Excerpts from a figure dataset
※ ※ ※
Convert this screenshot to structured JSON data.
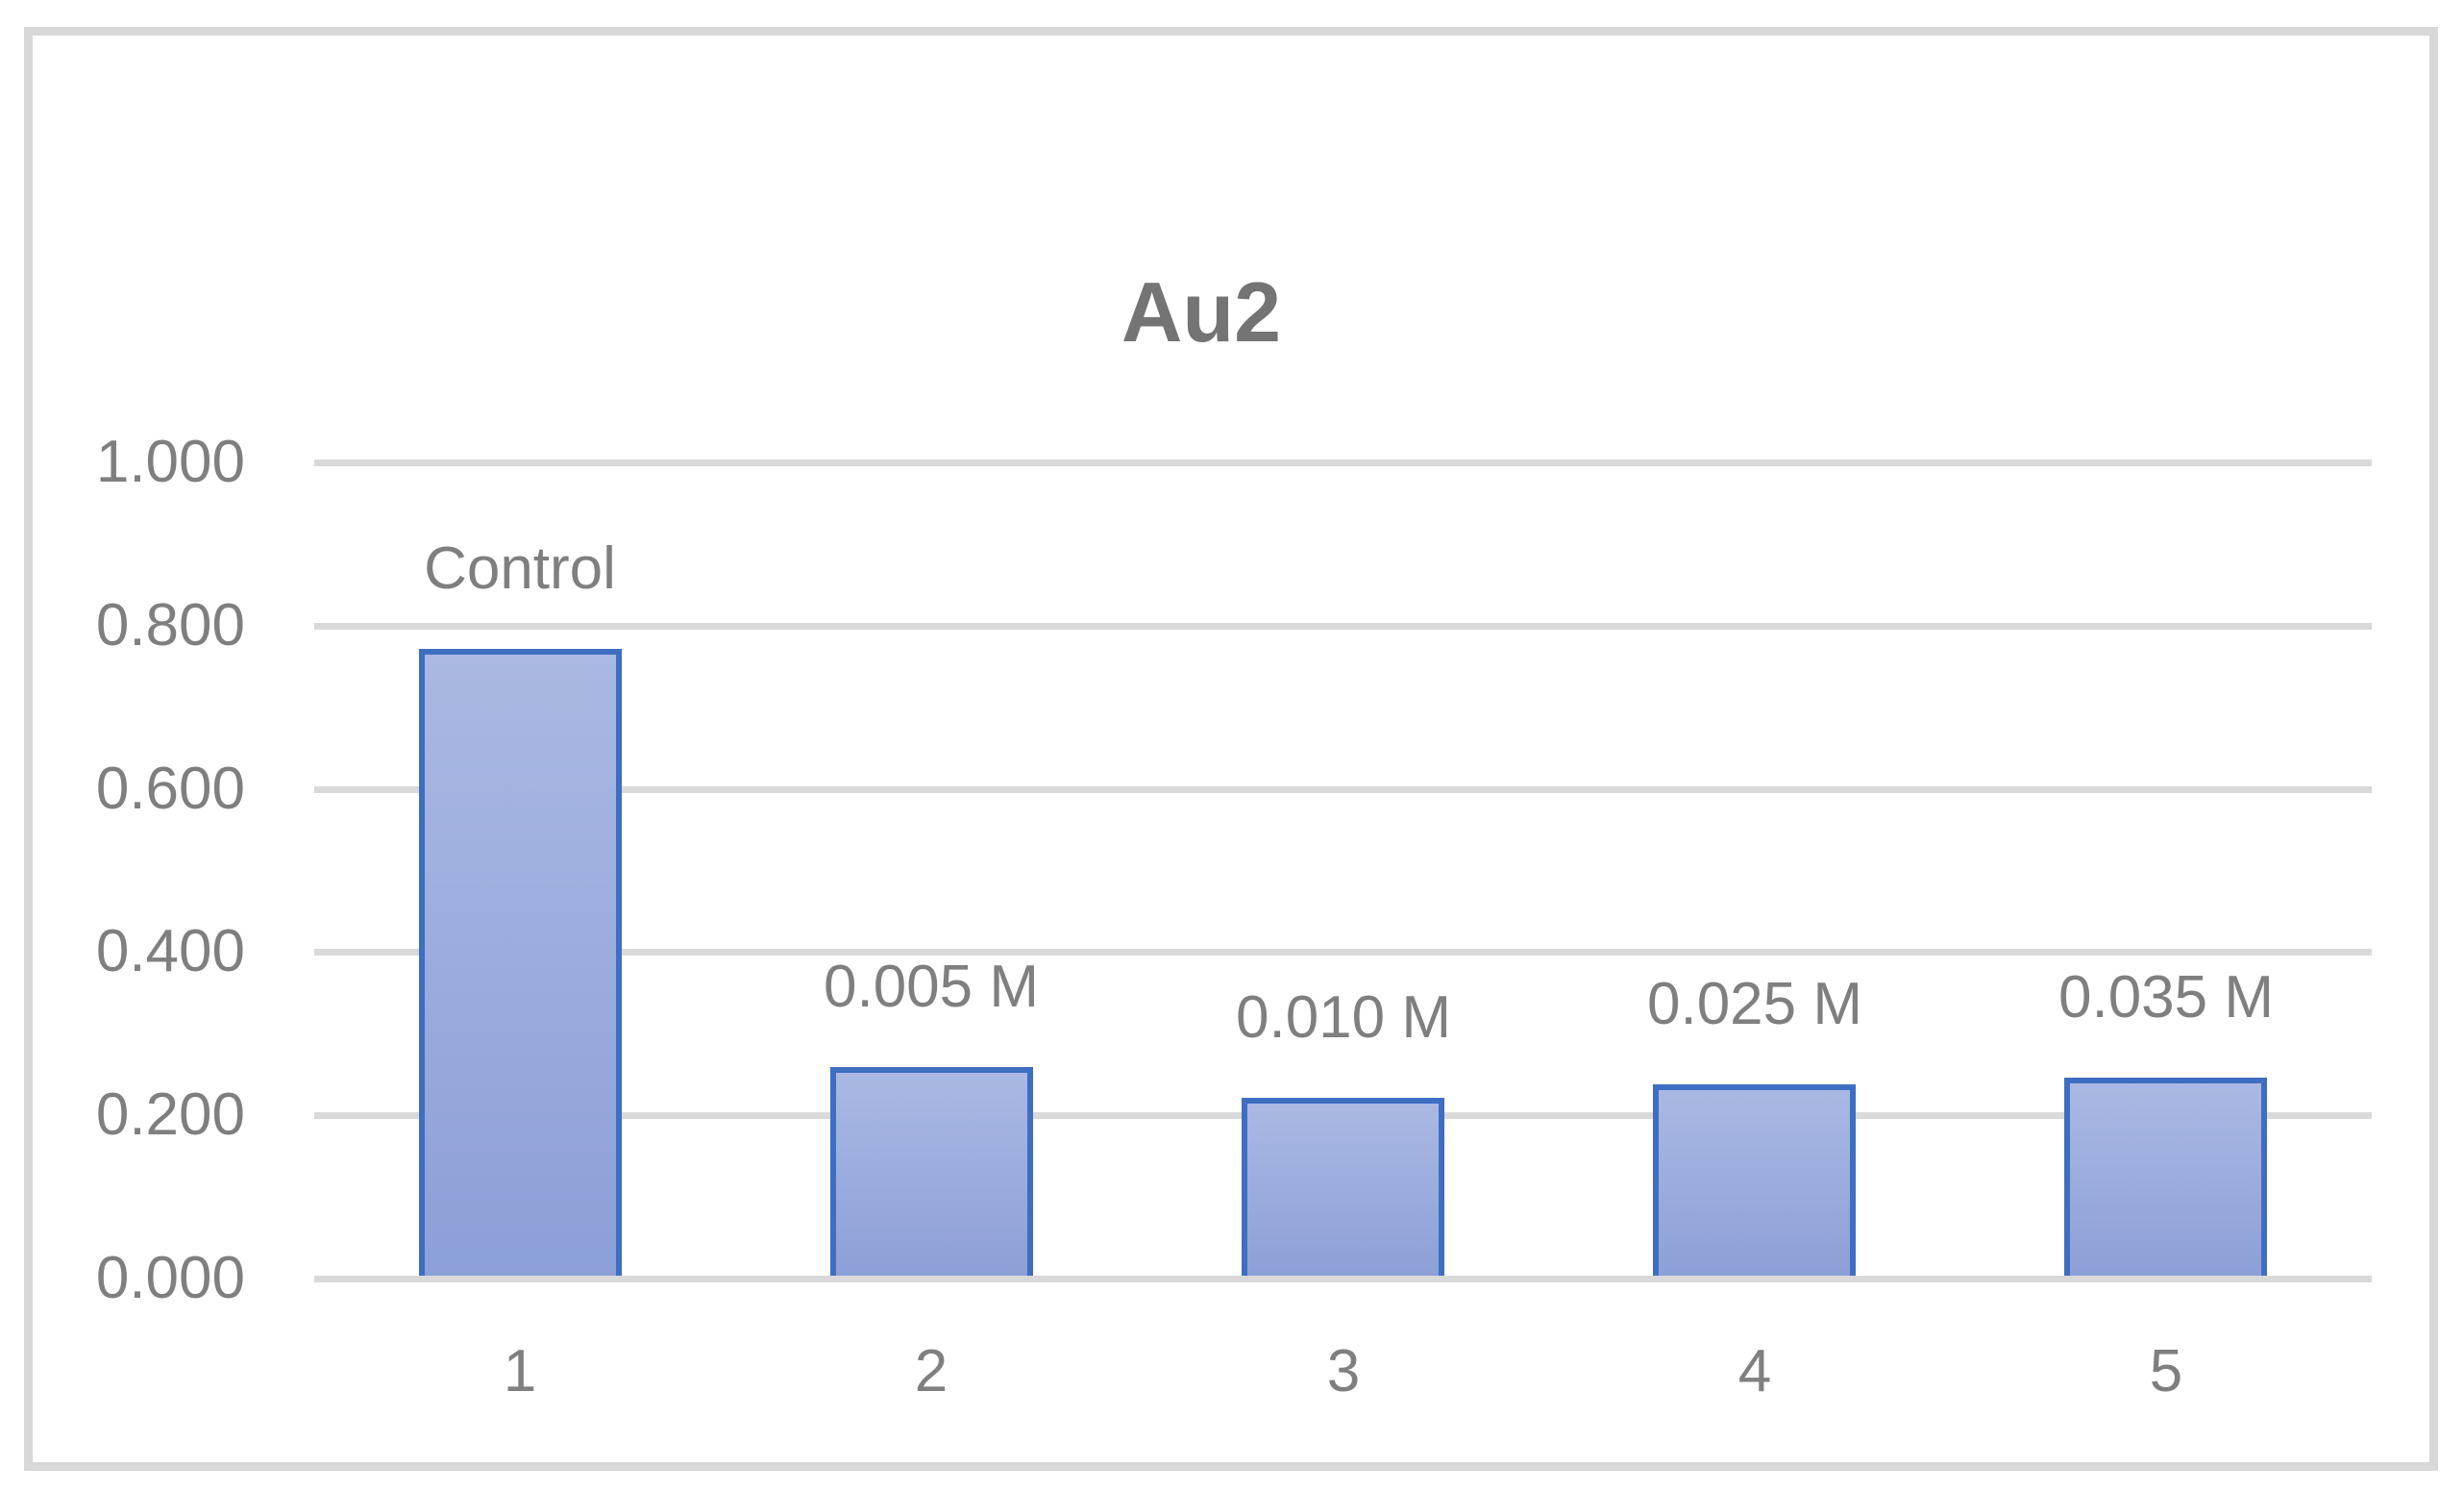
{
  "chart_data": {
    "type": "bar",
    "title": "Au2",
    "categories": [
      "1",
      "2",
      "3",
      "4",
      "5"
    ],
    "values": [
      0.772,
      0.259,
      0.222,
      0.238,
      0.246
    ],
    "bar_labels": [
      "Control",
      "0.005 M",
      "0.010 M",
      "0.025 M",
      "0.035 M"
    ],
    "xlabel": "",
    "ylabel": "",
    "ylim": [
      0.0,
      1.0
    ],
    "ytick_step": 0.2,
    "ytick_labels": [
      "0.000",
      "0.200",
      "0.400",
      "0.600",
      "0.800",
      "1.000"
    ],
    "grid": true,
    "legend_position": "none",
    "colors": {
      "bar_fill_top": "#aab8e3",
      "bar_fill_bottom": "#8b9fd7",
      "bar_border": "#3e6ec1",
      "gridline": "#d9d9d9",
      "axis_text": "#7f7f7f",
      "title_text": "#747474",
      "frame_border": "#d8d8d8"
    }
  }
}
※ ※ ※
## Task details
Make an exact copy of all the material, but keep the pictures out of it.

## Reply
Convert this screenshot to structured JSON data.
{
  "chart_data": {
    "type": "bar",
    "title": "Au2",
    "categories": [
      "1",
      "2",
      "3",
      "4",
      "5"
    ],
    "values": [
      0.772,
      0.259,
      0.222,
      0.238,
      0.246
    ],
    "bar_labels": [
      "Control",
      "0.005 M",
      "0.010 M",
      "0.025 M",
      "0.035 M"
    ],
    "xlabel": "",
    "ylabel": "",
    "ylim": [
      0.0,
      1.0
    ],
    "ytick_step": 0.2,
    "ytick_labels": [
      "0.000",
      "0.200",
      "0.400",
      "0.600",
      "0.800",
      "1.000"
    ],
    "grid": true,
    "legend_position": "none",
    "colors": {
      "bar_fill_top": "#aab8e3",
      "bar_fill_bottom": "#8b9fd7",
      "bar_border": "#3e6ec1",
      "gridline": "#d9d9d9",
      "axis_text": "#7f7f7f",
      "title_text": "#747474",
      "frame_border": "#d8d8d8"
    }
  }
}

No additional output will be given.